Go through the listing and copy every line word for word.
■ ■ ■ ■ ■ ■ ■
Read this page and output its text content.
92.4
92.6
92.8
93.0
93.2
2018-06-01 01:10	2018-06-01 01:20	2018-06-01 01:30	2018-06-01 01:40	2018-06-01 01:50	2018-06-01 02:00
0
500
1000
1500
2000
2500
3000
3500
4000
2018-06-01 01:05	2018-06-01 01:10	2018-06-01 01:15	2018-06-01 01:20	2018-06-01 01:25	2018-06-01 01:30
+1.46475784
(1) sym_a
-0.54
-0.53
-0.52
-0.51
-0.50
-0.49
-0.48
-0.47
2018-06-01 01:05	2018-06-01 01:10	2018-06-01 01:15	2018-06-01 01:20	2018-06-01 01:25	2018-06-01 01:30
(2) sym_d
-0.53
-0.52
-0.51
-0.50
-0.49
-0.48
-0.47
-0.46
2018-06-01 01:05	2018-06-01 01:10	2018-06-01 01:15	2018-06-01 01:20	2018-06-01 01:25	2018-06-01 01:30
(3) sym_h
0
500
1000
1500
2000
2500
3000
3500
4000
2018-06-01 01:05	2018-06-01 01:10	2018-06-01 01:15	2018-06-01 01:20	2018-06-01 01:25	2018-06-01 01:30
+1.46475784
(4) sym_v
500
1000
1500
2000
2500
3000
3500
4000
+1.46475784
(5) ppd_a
■ ■ ■ ■ ■ ■ ■
**Response**
Read this page and output its text content.
92.4
92.6
92.8
93.0
93.2
2018-06-01 01:10	2018-06-01 01:20	2018-06-01 01:30	2018-06-01 01:40	2018-06-01 01:50	2018-06-01 02:00
0
500
1000
1500
2000
2500
3000
3500
4000
2018-06-01 01:05	2018-06-01 01:10	2018-06-01 01:15	2018-06-01 01:20	2018-06-01 01:25	2018-06-01 01:30
+1.46475784
(1) sym_a
-0.54
-0.53
-0.52
-0.51
-0.50
-0.49
-0.48
-0.47
2018-06-01 01:05	2018-06-01 01:10	2018-06-01 01:15	2018-06-01 01:20	2018-06-01 01:25	2018-06-01 01:30
(2) sym_d
-0.53
-0.52
-0.51
-0.50
-0.49
-0.48
-0.47
-0.46
2018-06-01 01:05	2018-06-01 01:10	2018-06-01 01:15	2018-06-01 01:20	2018-06-01 01:25	2018-06-01 01:30
(3) sym_h
0
500
1000
1500
2000
2500
3000
3500
4000
2018-06-01 01:05	2018-06-01 01:10	2018-06-01 01:15	2018-06-01 01:20	2018-06-01 01:25	2018-06-01 01:30
+1.46475784
(4) sym_v
500
1000
1500
2000
2500
3000
3500
4000
+1.46475784
(5) ppd_a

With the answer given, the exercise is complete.